Saved entries
━━━━━━━━━━━━━━━━━━━━
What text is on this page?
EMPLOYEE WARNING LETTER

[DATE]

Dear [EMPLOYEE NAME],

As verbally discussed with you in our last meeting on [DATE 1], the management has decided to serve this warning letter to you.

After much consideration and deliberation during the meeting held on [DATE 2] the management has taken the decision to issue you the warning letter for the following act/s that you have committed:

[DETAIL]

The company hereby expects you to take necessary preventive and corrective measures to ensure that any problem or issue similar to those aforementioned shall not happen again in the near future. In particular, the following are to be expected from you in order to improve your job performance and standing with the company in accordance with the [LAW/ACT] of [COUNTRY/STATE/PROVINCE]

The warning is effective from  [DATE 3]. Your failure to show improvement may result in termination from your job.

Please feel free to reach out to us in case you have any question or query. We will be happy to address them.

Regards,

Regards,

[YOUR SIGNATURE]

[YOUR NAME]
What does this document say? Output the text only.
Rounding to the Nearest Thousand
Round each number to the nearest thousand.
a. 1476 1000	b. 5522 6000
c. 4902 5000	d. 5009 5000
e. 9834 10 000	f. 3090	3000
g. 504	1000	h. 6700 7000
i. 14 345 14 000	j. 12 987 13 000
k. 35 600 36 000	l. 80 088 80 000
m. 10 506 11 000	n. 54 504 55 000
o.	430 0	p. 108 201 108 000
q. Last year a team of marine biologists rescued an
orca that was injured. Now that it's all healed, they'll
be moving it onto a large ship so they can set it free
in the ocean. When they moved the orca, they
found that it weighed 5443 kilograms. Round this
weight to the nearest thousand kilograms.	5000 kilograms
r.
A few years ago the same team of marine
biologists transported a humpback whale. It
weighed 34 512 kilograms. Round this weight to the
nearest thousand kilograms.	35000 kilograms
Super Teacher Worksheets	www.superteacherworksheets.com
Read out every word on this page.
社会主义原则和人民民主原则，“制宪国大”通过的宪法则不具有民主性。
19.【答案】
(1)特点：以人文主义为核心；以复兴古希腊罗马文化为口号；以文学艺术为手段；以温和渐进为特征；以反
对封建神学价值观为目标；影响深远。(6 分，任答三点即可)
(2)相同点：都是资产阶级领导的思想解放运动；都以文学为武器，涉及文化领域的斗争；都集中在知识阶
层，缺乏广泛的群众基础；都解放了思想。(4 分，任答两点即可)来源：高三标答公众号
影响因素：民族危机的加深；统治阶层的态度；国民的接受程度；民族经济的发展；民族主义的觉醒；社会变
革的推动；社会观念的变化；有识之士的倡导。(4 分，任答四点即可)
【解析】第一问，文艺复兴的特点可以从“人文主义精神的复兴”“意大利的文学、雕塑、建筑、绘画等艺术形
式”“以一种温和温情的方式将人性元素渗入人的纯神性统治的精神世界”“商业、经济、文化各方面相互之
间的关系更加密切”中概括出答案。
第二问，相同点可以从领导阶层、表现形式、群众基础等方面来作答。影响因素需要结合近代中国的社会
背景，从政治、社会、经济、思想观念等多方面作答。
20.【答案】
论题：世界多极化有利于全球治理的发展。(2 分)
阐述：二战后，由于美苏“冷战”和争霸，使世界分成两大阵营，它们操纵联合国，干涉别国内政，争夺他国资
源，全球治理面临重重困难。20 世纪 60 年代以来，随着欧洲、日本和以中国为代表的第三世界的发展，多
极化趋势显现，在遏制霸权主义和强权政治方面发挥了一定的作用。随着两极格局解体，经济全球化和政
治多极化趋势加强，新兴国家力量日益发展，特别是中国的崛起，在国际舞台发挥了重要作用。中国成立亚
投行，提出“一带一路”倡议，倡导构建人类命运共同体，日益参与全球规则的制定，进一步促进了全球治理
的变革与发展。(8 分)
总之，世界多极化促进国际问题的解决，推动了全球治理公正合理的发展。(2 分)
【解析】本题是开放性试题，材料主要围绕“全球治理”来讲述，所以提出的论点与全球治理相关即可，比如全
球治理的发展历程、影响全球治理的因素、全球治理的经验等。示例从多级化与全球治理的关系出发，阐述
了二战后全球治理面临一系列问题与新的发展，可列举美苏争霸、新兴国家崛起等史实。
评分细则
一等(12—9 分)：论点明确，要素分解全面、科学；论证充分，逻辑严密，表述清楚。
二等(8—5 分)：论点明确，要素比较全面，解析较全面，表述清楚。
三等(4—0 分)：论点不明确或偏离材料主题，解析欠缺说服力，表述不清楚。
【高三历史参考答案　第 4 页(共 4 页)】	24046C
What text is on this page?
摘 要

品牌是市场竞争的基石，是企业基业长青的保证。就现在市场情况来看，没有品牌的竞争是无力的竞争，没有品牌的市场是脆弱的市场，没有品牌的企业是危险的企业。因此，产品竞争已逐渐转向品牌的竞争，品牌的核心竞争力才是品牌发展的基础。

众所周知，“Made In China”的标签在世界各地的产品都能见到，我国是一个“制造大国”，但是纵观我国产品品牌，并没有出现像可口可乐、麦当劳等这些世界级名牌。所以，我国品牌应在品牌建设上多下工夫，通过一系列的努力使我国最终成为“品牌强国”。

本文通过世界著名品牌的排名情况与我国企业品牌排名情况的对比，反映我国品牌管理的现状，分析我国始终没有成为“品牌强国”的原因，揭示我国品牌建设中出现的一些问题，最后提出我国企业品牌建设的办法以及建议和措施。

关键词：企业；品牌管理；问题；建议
━━━━━━━━━━━━━━━━━━━━
TASK DETAILS - Write out the whole listing again, exactly as it stands.

TASK RESULT -
What text is on this page?
EMPLOYEE WARNING LETTER

[DATE]

Dear [EMPLOYEE NAME],

As verbally discussed with you in our last meeting on [DATE 1], the management has decided to serve this warning letter to you.

After much consideration and deliberation during the meeting held on [DATE 2] the management has taken the decision to issue you the warning letter for the following act/s that you have committed:

[DETAIL]

The company hereby expects you to take necessary preventive and corrective measures to ensure that any problem or issue similar to those aforementioned shall not happen again in the near future. In particular, the following are to be expected from you in order to improve your job performance and standing with the company in accordance with the [LAW/ACT] of [COUNTRY/STATE/PROVINCE]

The warning is effective from  [DATE 3]. Your failure to show improvement may result in termination from your job.

Please feel free to reach out to us in case you have any question or query. We will be happy to address them.

Regards,

Regards,

[YOUR SIGNATURE]

[YOUR NAME]
What does this document say? Output the text only.
Rounding to the Nearest Thousand
Round each number to the nearest thousand.
a. 1476 1000	b. 5522 6000
c. 4902 5000	d. 5009 5000
e. 9834 10 000	f. 3090	3000
g. 504	1000	h. 6700 7000
i. 14 345 14 000	j. 12 987 13 000
k. 35 600 36 000	l. 80 088 80 000
m. 10 506 11 000	n. 54 504 55 000
o.	430 0	p. 108 201 108 000
q. Last year a team of marine biologists rescued an
orca that was injured. Now that it's all healed, they'll
be moving it onto a large ship so they can set it free
in the ocean. When they moved the orca, they
found that it weighed 5443 kilograms. Round this
weight to the nearest thousand kilograms.	5000 kilograms
r.
A few years ago the same team of marine
biologists transported a humpback whale. It
weighed 34 512 kilograms. Round this weight to the
nearest thousand kilograms.	35000 kilograms
Super Teacher Worksheets	www.superteacherworksheets.com
Read out every word on this page.
社会主义原则和人民民主原则，“制宪国大”通过的宪法则不具有民主性。
19.【答案】
(1)特点：以人文主义为核心；以复兴古希腊罗马文化为口号；以文学艺术为手段；以温和渐进为特征；以反
对封建神学价值观为目标；影响深远。(6 分，任答三点即可)
(2)相同点：都是资产阶级领导的思想解放运动；都以文学为武器，涉及文化领域的斗争；都集中在知识阶
层，缺乏广泛的群众基础；都解放了思想。(4 分，任答两点即可)来源：高三标答公众号
影响因素：民族危机的加深；统治阶层的态度；国民的接受程度；民族经济的发展；民族主义的觉醒；社会变
革的推动；社会观念的变化；有识之士的倡导。(4 分，任答四点即可)
【解析】第一问，文艺复兴的特点可以从“人文主义精神的复兴”“意大利的文学、雕塑、建筑、绘画等艺术形
式”“以一种温和温情的方式将人性元素渗入人的纯神性统治的精神世界”“商业、经济、文化各方面相互之
间的关系更加密切”中概括出答案。
第二问，相同点可以从领导阶层、表现形式、群众基础等方面来作答。影响因素需要结合近代中国的社会
背景，从政治、社会、经济、思想观念等多方面作答。
20.【答案】
论题：世界多极化有利于全球治理的发展。(2 分)
阐述：二战后，由于美苏“冷战”和争霸，使世界分成两大阵营，它们操纵联合国，干涉别国内政，争夺他国资
源，全球治理面临重重困难。20 世纪 60 年代以来，随着欧洲、日本和以中国为代表的第三世界的发展，多
极化趋势显现，在遏制霸权主义和强权政治方面发挥了一定的作用。随着两极格局解体，经济全球化和政
治多极化趋势加强，新兴国家力量日益发展，特别是中国的崛起，在国际舞台发挥了重要作用。中国成立亚
投行，提出“一带一路”倡议，倡导构建人类命运共同体，日益参与全球规则的制定，进一步促进了全球治理
的变革与发展。(8 分)
总之，世界多极化促进国际问题的解决，推动了全球治理公正合理的发展。(2 分)
【解析】本题是开放性试题，材料主要围绕“全球治理”来讲述，所以提出的论点与全球治理相关即可，比如全
球治理的发展历程、影响全球治理的因素、全球治理的经验等。示例从多级化与全球治理的关系出发，阐述
了二战后全球治理面临一系列问题与新的发展，可列举美苏争霸、新兴国家崛起等史实。
评分细则
一等(12—9 分)：论点明确，要素分解全面、科学；论证充分，逻辑严密，表述清楚。
二等(8—5 分)：论点明确，要素比较全面，解析较全面，表述清楚。
三等(4—0 分)：论点不明确或偏离材料主题，解析欠缺说服力，表述不清楚。
【高三历史参考答案　第 4 页(共 4 页)】	24046C
What text is on this page?
摘 要

品牌是市场竞争的基石，是企业基业长青的保证。就现在市场情况来看，没有品牌的竞争是无力的竞争，没有品牌的市场是脆弱的市场，没有品牌的企业是危险的企业。因此，产品竞争已逐渐转向品牌的竞争，品牌的核心竞争力才是品牌发展的基础。

众所周知，“Made In China”的标签在世界各地的产品都能见到，我国是一个“制造大国”，但是纵观我国产品品牌，并没有出现像可口可乐、麦当劳等这些世界级名牌。所以，我国品牌应在品牌建设上多下工夫，通过一系列的努力使我国最终成为“品牌强国”。

本文通过世界著名品牌的排名情况与我国企业品牌排名情况的对比，反映我国品牌管理的现状，分析我国始终没有成为“品牌强国”的原因，揭示我国品牌建设中出现的一些问题，最后提出我国企业品牌建设的办法以及建议和措施。

关键词：企业；品牌管理；问题；建议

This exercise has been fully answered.